**STATED GOAL**
What follows is a listing to be transcribed exactly.

**RECORD EXCERPTS**

________________

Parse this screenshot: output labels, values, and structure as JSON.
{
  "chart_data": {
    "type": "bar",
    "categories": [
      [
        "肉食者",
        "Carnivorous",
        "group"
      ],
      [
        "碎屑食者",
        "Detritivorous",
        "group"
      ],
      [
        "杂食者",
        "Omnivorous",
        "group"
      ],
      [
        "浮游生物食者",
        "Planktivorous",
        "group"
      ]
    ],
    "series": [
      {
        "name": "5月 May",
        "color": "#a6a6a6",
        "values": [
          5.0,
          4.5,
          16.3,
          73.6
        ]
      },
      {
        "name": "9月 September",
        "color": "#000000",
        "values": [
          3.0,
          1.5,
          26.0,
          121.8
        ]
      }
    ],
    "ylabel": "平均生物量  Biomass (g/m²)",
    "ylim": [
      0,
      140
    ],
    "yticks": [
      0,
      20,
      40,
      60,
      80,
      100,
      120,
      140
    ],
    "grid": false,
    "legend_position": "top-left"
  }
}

________________

**COMPLETE RESPONSE**
Parse this screenshot: output labels, values, and structure as JSON.
{
  "chart_data": {
    "type": "bar",
    "categories": [
      [
        "肉食者",
        "Carnivorous",
        "group"
      ],
      [
        "碎屑食者",
        "Detritivorous",
        "group"
      ],
      [
        "杂食者",
        "Omnivorous",
        "group"
      ],
      [
        "浮游生物食者",
        "Planktivorous",
        "group"
      ]
    ],
    "series": [
      {
        "name": "5月 May",
        "color": "#a6a6a6",
        "values": [
          5.0,
          4.5,
          16.3,
          73.6
        ]
      },
      {
        "name": "9月 September",
        "color": "#000000",
        "values": [
          3.0,
          1.5,
          26.0,
          121.8
        ]
      }
    ],
    "ylabel": "平均生物量  Biomass (g/m²)",
    "ylim": [
      0,
      140
    ],
    "yticks": [
      0,
      20,
      40,
      60,
      80,
      100,
      120,
      140
    ],
    "grid": false,
    "legend_position": "top-left"
  }
}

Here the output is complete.